### [Goal]
Extract all lines containing "كتاب".

### [Provided data]
□ □ □ □ □ □ □

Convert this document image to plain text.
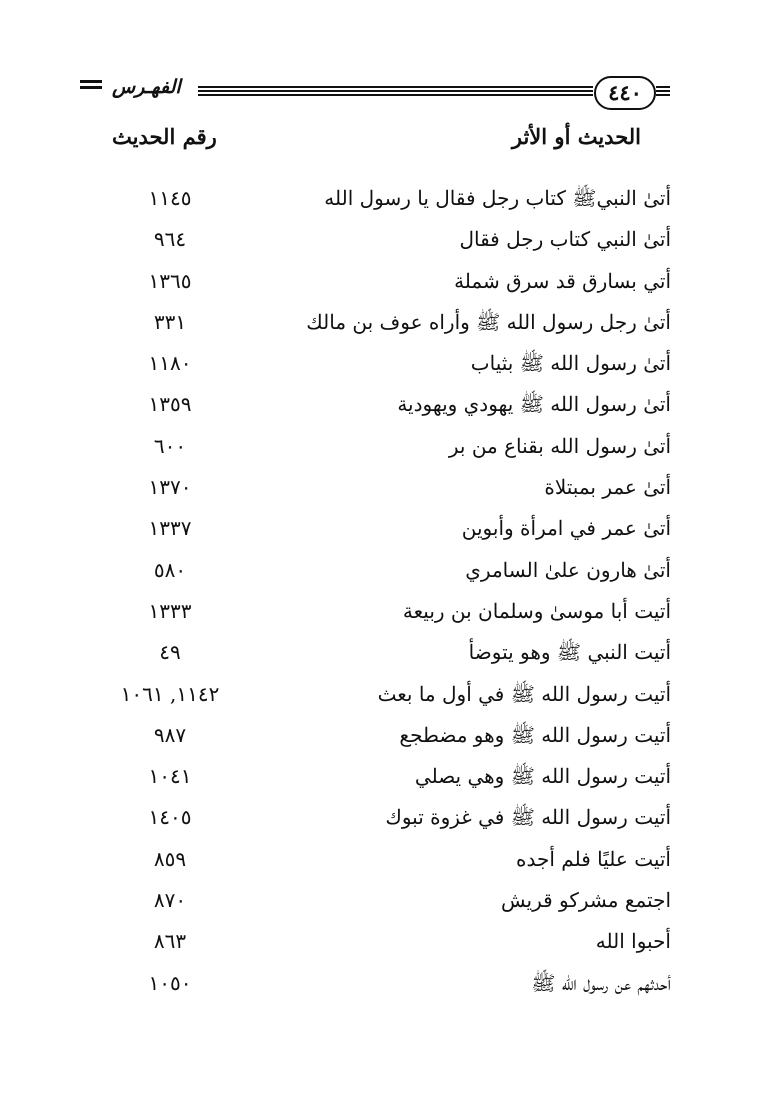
الفهـرس	٤٤٠
الحديث أو الأثر
رقم الحديث
أتىٰ النبيﷺ كتاب رجل فقال يا رسول الله
١١٤٥
أتىٰ النبي كتاب رجل فقال
٩٦٤
أتي بسارق قد سرق شملة
١٣٦٥
أتىٰ رجل رسول الله ﷺ وأراه عوف بن مالك
٣٣١
أتىٰ رسول الله ﷺ بثياب
١١٨٠
أتىٰ رسول الله ﷺ يهودي ويهودية
١٣٥٩
أتىٰ رسول الله بقناع من بر
٦٠٠
أتىٰ عمر بمبتلاة
١٣٧٠
أتىٰ عمر في امرأة وأبوين
١٣٣٧
أتىٰ هارون علىٰ السامري
٥٨٠
أتيت أبا موسىٰ وسلمان بن ربيعة
١٣٣٣
أتيت النبي ﷺ وهو يتوضأ
٤٩
أتيت رسول الله ﷺ في أول ما بعث
١١٤٢, ١٠٦١
أتيت رسول الله ﷺ وهو مضطجع
٩٨٧
أتيت رسول الله ﷺ وهي يصلي
١٠٤١
أتيت رسول الله ﷺ في غزوة تبوك
١٤٠٥
أتيت عليًا فلم أجده
٨٥٩
اجتمع مشركو قريش
٨٧٠
أحبوا الله
٨٦٣
أحدثهم عن رسول الله ﷺ
١٠٥٠
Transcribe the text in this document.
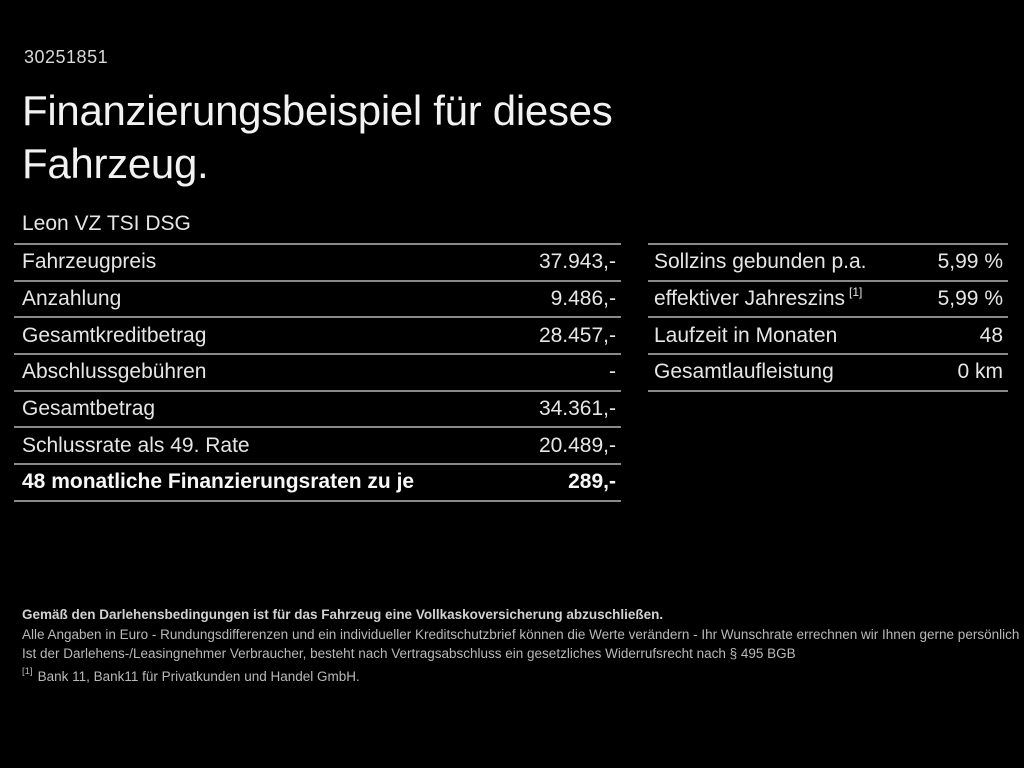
30251851
Finanzierungsbeispiel für dieses
Fahrzeug.
Leon VZ TSI DSG
Fahrzeugpreis	37.943,-
Anzahlung	9.486,-
Gesamtkreditbetrag	28.457,-
Abschlussgebühren	-
Gesamtbetrag	34.361,-
Schlussrate als 49. Rate	20.489,-
48 monatliche Finanzierungsraten zu je	289,-
Sollzins gebunden p.a.	5,99 %
effektiver Jahreszins [1]	5,99 %
Laufzeit in Monaten	48
Gesamtlaufleistung	0 km
Gemäß den Darlehensbedingungen ist für das Fahrzeug eine Vollkaskoversicherung abzuschließen.
Alle Angaben in Euro - Rundungsdifferenzen und ein individueller Kreditschutzbrief können die Werte verändern - Ihr Wunschrate errechnen wir Ihnen gerne persönlich
Ist der Darlehens-/Leasingnehmer Verbraucher, besteht nach Vertragsabschluss ein gesetzliches Widerrufsrecht nach § 495 BGB
[1] Bank 11, Bank11 für Privatkunden und Handel GmbH.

□ □ □ □ □ □ □

### [Problem solution]
أتىٰ النبيﷺ كتاب رجل فقال يا رسول الله
أتىٰ النبي كتاب رجل فقال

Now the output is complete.